Stated exercise
Go through the listing beneath this task and return every line that carries the string "ylabel".
* start Records provided *
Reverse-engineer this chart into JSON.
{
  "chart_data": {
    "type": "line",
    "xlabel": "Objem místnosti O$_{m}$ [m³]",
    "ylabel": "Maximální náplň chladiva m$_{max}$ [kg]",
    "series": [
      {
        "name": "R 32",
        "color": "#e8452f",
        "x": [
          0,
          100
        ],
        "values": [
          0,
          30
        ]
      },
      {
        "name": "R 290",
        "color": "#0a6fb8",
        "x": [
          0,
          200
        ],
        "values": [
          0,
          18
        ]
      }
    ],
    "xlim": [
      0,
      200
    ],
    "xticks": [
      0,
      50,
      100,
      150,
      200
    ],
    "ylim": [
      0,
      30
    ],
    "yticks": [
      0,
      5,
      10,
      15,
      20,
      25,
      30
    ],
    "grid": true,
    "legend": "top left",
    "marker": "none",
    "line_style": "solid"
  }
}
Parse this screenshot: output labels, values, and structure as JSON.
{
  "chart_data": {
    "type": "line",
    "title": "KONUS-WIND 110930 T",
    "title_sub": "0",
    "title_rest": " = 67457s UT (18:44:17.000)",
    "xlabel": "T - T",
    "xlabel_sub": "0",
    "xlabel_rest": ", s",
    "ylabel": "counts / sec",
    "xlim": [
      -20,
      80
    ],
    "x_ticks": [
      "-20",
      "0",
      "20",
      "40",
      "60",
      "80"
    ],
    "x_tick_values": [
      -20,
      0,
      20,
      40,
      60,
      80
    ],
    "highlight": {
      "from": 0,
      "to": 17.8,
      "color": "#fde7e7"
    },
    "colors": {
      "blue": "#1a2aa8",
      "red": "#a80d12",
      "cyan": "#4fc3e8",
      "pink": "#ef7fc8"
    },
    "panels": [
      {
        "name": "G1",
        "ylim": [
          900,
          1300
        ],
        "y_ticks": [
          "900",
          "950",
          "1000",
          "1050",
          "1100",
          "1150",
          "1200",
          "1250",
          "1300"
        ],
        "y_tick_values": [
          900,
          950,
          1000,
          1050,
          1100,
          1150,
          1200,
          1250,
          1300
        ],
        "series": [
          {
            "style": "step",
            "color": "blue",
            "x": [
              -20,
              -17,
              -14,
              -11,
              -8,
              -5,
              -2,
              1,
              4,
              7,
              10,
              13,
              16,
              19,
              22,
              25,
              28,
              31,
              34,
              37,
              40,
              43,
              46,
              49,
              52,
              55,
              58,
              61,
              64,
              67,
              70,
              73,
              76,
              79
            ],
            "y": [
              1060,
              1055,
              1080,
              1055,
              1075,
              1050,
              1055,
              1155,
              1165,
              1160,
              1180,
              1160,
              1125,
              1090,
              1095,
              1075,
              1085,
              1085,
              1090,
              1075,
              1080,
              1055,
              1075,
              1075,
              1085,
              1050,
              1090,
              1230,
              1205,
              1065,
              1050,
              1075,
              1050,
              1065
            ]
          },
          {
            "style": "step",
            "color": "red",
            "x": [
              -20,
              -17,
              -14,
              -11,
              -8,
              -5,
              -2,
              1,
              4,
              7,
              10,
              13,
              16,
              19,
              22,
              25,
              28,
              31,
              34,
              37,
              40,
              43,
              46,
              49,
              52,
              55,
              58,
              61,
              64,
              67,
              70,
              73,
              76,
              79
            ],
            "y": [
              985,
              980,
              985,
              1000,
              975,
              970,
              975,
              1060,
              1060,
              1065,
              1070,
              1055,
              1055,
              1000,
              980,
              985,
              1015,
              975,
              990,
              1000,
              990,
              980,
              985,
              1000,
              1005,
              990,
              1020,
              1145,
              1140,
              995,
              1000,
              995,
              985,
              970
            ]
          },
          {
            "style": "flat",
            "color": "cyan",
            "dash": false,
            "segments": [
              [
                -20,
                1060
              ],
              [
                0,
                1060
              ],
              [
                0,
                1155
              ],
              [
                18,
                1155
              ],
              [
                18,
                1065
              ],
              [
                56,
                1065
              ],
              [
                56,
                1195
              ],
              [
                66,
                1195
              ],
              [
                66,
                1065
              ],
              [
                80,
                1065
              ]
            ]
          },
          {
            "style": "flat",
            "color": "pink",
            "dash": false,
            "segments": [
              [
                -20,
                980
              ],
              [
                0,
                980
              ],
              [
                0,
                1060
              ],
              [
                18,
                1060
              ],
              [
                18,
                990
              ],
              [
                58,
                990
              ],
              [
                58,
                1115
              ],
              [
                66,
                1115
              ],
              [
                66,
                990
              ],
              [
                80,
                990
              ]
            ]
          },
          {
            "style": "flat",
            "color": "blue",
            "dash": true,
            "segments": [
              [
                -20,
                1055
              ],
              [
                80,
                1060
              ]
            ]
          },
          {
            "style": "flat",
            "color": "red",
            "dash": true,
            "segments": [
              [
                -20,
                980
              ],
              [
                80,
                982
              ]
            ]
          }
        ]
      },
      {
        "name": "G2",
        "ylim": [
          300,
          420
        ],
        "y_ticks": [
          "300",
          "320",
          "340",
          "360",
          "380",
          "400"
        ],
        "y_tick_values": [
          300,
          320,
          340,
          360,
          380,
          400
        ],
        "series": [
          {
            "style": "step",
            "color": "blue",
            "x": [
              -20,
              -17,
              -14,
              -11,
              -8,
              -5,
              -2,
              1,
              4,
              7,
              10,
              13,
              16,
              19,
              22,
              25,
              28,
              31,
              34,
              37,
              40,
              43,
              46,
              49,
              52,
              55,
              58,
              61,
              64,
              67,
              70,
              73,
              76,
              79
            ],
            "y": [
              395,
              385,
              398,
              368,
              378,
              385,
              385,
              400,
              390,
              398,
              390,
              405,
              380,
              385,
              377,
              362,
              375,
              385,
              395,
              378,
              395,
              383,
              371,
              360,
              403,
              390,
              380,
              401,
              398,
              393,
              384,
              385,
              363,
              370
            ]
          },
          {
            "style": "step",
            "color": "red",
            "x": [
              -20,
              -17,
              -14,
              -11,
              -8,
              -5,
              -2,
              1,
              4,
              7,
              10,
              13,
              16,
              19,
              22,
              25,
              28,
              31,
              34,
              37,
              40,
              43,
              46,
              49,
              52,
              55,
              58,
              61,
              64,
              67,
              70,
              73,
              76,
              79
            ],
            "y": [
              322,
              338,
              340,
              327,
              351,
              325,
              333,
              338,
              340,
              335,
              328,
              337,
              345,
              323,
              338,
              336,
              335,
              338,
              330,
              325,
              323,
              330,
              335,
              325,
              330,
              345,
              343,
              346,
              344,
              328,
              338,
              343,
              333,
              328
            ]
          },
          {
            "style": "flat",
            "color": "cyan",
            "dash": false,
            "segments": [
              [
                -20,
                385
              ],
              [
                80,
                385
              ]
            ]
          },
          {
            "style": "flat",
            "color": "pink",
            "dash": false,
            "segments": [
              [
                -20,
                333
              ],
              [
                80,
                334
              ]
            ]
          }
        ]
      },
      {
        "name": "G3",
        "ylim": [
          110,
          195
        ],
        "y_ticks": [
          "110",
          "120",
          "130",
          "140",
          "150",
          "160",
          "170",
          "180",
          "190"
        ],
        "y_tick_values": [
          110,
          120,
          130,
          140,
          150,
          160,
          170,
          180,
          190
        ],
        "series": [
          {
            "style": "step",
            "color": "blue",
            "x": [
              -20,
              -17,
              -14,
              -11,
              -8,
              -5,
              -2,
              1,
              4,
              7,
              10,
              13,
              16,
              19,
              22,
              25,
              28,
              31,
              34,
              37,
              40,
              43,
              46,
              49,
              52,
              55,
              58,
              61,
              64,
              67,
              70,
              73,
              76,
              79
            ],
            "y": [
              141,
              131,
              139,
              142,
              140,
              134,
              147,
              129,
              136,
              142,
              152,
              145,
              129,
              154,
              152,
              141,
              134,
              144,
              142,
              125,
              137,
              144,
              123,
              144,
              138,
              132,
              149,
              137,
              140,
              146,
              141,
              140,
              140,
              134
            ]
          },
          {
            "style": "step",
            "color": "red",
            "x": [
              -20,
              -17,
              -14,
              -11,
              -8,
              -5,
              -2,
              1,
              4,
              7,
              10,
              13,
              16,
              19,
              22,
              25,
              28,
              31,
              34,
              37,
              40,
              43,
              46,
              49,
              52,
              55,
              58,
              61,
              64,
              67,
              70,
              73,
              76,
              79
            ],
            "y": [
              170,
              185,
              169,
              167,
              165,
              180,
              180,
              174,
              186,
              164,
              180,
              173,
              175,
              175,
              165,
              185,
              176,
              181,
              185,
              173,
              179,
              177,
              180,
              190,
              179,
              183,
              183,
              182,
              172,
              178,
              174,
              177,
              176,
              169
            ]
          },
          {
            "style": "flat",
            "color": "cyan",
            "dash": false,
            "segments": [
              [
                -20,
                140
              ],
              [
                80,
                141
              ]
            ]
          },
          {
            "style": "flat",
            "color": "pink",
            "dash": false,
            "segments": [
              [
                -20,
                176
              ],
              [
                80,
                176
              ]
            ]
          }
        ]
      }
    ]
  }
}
* end Records provided *
Written response
    "ylabel": "Maximální náplň chladiva m$_{max}$ [kg]",
    "ylabel": "counts / sec",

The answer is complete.